> [Direction]:
Copy out the listing exactly.
_____
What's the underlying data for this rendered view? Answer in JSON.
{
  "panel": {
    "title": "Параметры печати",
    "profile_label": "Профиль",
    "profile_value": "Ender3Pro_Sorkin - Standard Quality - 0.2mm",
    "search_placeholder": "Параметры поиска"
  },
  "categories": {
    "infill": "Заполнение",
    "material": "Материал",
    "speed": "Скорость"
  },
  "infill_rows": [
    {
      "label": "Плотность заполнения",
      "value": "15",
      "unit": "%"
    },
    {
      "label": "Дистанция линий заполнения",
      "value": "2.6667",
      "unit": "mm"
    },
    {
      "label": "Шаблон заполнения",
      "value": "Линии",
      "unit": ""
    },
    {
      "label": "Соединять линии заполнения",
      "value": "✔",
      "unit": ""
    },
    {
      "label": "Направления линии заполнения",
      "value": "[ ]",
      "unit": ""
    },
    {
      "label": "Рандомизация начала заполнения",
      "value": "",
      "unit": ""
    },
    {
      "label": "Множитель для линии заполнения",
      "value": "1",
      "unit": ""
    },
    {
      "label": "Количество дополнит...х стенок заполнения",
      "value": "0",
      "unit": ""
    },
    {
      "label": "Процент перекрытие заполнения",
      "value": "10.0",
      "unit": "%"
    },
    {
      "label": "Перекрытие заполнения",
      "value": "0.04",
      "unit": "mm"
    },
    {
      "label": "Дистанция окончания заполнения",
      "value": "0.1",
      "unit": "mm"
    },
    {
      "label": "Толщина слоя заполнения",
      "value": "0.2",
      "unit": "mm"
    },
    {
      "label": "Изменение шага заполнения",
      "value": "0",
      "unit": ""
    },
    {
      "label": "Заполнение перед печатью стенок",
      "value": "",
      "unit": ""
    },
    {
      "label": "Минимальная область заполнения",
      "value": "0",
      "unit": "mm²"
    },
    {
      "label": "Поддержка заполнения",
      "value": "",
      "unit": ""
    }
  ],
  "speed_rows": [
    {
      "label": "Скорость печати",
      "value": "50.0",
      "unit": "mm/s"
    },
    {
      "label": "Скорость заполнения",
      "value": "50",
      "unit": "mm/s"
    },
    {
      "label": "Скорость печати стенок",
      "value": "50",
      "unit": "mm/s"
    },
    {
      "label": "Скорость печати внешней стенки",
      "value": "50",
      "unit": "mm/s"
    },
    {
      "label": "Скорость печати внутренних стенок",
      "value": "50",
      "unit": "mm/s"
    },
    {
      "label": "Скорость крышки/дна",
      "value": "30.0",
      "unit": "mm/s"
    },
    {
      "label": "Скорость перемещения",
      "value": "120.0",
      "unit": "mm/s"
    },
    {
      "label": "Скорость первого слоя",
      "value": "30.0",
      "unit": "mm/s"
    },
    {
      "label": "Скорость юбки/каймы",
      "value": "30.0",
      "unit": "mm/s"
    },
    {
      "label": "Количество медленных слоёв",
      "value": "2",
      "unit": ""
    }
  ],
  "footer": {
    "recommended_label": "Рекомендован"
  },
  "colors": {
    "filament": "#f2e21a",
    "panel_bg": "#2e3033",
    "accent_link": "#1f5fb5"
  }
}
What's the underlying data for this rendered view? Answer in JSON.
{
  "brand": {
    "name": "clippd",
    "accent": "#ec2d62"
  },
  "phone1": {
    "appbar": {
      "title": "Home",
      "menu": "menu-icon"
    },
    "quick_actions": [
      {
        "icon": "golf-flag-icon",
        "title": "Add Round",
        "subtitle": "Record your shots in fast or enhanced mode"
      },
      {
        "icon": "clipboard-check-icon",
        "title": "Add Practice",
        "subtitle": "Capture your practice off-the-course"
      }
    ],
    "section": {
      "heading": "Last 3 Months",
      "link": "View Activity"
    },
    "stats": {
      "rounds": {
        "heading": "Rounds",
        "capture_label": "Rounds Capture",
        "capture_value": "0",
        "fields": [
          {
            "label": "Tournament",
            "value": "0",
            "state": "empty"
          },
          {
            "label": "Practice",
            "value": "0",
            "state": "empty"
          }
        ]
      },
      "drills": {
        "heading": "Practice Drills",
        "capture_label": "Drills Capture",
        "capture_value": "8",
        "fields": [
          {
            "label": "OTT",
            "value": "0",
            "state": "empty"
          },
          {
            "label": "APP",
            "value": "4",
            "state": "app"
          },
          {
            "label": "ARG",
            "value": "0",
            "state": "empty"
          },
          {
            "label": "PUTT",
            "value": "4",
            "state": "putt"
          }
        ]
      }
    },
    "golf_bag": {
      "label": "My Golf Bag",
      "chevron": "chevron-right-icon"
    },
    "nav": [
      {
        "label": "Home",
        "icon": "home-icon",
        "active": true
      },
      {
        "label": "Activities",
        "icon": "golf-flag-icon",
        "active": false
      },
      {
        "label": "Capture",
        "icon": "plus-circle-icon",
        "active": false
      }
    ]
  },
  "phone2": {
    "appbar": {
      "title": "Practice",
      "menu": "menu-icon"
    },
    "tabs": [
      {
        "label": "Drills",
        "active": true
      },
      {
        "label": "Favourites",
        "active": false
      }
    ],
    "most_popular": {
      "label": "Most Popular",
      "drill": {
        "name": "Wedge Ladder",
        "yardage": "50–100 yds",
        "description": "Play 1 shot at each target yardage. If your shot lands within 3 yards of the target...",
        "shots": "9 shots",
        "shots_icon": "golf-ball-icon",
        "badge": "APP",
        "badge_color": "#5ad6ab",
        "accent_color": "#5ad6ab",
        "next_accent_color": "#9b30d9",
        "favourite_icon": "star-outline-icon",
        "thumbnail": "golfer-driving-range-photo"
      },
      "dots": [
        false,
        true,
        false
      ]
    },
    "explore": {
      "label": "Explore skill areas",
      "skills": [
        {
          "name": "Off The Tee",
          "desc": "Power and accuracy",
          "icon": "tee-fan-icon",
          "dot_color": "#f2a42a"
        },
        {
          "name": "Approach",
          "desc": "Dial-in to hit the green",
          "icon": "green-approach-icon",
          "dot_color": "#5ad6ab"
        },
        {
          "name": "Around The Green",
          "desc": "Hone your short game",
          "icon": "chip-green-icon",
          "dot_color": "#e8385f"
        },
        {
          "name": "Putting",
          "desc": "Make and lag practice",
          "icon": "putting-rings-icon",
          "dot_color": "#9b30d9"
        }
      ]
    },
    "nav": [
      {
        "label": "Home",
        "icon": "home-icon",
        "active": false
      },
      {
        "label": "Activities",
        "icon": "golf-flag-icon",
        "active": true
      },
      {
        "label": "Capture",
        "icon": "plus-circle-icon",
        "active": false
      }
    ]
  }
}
_____
> [Task result]:
What's the underlying data for this rendered view? Answer in JSON.
{
  "panel": {
    "title": "Параметры печати",
    "profile_label": "Профиль",
    "profile_value": "Ender3Pro_Sorkin - Standard Quality - 0.2mm",
    "search_placeholder": "Параметры поиска"
  },
  "categories": {
    "infill": "Заполнение",
    "material": "Материал",
    "speed": "Скорость"
  },
  "infill_rows": [
    {
      "label": "Плотность заполнения",
      "value": "15",
      "unit": "%"
    },
    {
      "label": "Дистанция линий заполнения",
      "value": "2.6667",
      "unit": "mm"
    },
    {
      "label": "Шаблон заполнения",
      "value": "Линии",
      "unit": ""
    },
    {
      "label": "Соединять линии заполнения",
      "value": "✔",
      "unit": ""
    },
    {
      "label": "Направления линии заполнения",
      "value": "[ ]",
      "unit": ""
    },
    {
      "label": "Рандомизация начала заполнения",
      "value": "",
      "unit": ""
    },
    {
      "label": "Множитель для линии заполнения",
      "value": "1",
      "unit": ""
    },
    {
      "label": "Количество дополнит...х стенок заполнения",
      "value": "0",
      "unit": ""
    },
    {
      "label": "Процент перекрытие заполнения",
      "value": "10.0",
      "unit": "%"
    },
    {
      "label": "Перекрытие заполнения",
      "value": "0.04",
      "unit": "mm"
    },
    {
      "label": "Дистанция окончания заполнения",
      "value": "0.1",
      "unit": "mm"
    },
    {
      "label": "Толщина слоя заполнения",
      "value": "0.2",
      "unit": "mm"
    },
    {
      "label": "Изменение шага заполнения",
      "value": "0",
      "unit": ""
    },
    {
      "label": "Заполнение перед печатью стенок",
      "value": "",
      "unit": ""
    },
    {
      "label": "Минимальная область заполнения",
      "value": "0",
      "unit": "mm²"
    },
    {
      "label": "Поддержка заполнения",
      "value": "",
      "unit": ""
    }
  ],
  "speed_rows": [
    {
      "label": "Скорость печати",
      "value": "50.0",
      "unit": "mm/s"
    },
    {
      "label": "Скорость заполнения",
      "value": "50",
      "unit": "mm/s"
    },
    {
      "label": "Скорость печати стенок",
      "value": "50",
      "unit": "mm/s"
    },
    {
      "label": "Скорость печати внешней стенки",
      "value": "50",
      "unit": "mm/s"
    },
    {
      "label": "Скорость печати внутренних стенок",
      "value": "50",
      "unit": "mm/s"
    },
    {
      "label": "Скорость крышки/дна",
      "value": "30.0",
      "unit": "mm/s"
    },
    {
      "label": "Скорость перемещения",
      "value": "120.0",
      "unit": "mm/s"
    },
    {
      "label": "Скорость первого слоя",
      "value": "30.0",
      "unit": "mm/s"
    },
    {
      "label": "Скорость юбки/каймы",
      "value": "30.0",
      "unit": "mm/s"
    },
    {
      "label": "Количество медленных слоёв",
      "value": "2",
      "unit": ""
    }
  ],
  "footer": {
    "recommended_label": "Рекомендован"
  },
  "colors": {
    "filament": "#f2e21a",
    "panel_bg": "#2e3033",
    "accent_link": "#1f5fb5"
  }
}
What's the underlying data for this rendered view? Answer in JSON.
{
  "brand": {
    "name": "clippd",
    "accent": "#ec2d62"
  },
  "phone1": {
    "appbar": {
      "title": "Home",
      "menu": "menu-icon"
    },
    "quick_actions": [
      {
        "icon": "golf-flag-icon",
        "title": "Add Round",
        "subtitle": "Record your shots in fast or enhanced mode"
      },
      {
        "icon": "clipboard-check-icon",
        "title": "Add Practice",
        "subtitle": "Capture your practice off-the-course"
      }
    ],
    "section": {
      "heading": "Last 3 Months",
      "link": "View Activity"
    },
    "stats": {
      "rounds": {
        "heading": "Rounds",
        "capture_label": "Rounds Capture",
        "capture_value": "0",
        "fields": [
          {
            "label": "Tournament",
            "value": "0",
            "state": "empty"
          },
          {
            "label": "Practice",
            "value": "0",
            "state": "empty"
          }
        ]
      },
      "drills": {
        "heading": "Practice Drills",
        "capture_label": "Drills Capture",
        "capture_value": "8",
        "fields": [
          {
            "label": "OTT",
            "value": "0",
            "state": "empty"
          },
          {
            "label": "APP",
            "value": "4",
            "state": "app"
          },
          {
            "label": "ARG",
            "value": "0",
            "state": "empty"
          },
          {
            "label": "PUTT",
            "value": "4",
            "state": "putt"
          }
        ]
      }
    },
    "golf_bag": {
      "label": "My Golf Bag",
      "chevron": "chevron-right-icon"
    },
    "nav": [
      {
        "label": "Home",
        "icon": "home-icon",
        "active": true
      },
      {
        "label": "Activities",
        "icon": "golf-flag-icon",
        "active": false
      },
      {
        "label": "Capture",
        "icon": "plus-circle-icon",
        "active": false
      }
    ]
  },
  "phone2": {
    "appbar": {
      "title": "Practice",
      "menu": "menu-icon"
    },
    "tabs": [
      {
        "label": "Drills",
        "active": true
      },
      {
        "label": "Favourites",
        "active": false
      }
    ],
    "most_popular": {
      "label": "Most Popular",
      "drill": {
        "name": "Wedge Ladder",
        "yardage": "50–100 yds",
        "description": "Play 1 shot at each target yardage. If your shot lands within 3 yards of the target...",
        "shots": "9 shots",
        "shots_icon": "golf-ball-icon",
        "badge": "APP",
        "badge_color": "#5ad6ab",
        "accent_color": "#5ad6ab",
        "next_accent_color": "#9b30d9",
        "favourite_icon": "star-outline-icon",
        "thumbnail": "golfer-driving-range-photo"
      },
      "dots": [
        false,
        true,
        false
      ]
    },
    "explore": {
      "label": "Explore skill areas",
      "skills": [
        {
          "name": "Off The Tee",
          "desc": "Power and accuracy",
          "icon": "tee-fan-icon",
          "dot_color": "#f2a42a"
        },
        {
          "name": "Approach",
          "desc": "Dial-in to hit the green",
          "icon": "green-approach-icon",
          "dot_color": "#5ad6ab"
        },
        {
          "name": "Around The Green",
          "desc": "Hone your short game",
          "icon": "chip-green-icon",
          "dot_color": "#e8385f"
        },
        {
          "name": "Putting",
          "desc": "Make and lag practice",
          "icon": "putting-rings-icon",
          "dot_color": "#9b30d9"
        }
      ]
    },
    "nav": [
      {
        "label": "Home",
        "icon": "home-icon",
        "active": false
      },
      {
        "label": "Activities",
        "icon": "golf-flag-icon",
        "active": true
      },
      {
        "label": "Capture",
        "icon": "plus-circle-icon",
        "active": false
      }
    ]
  }
}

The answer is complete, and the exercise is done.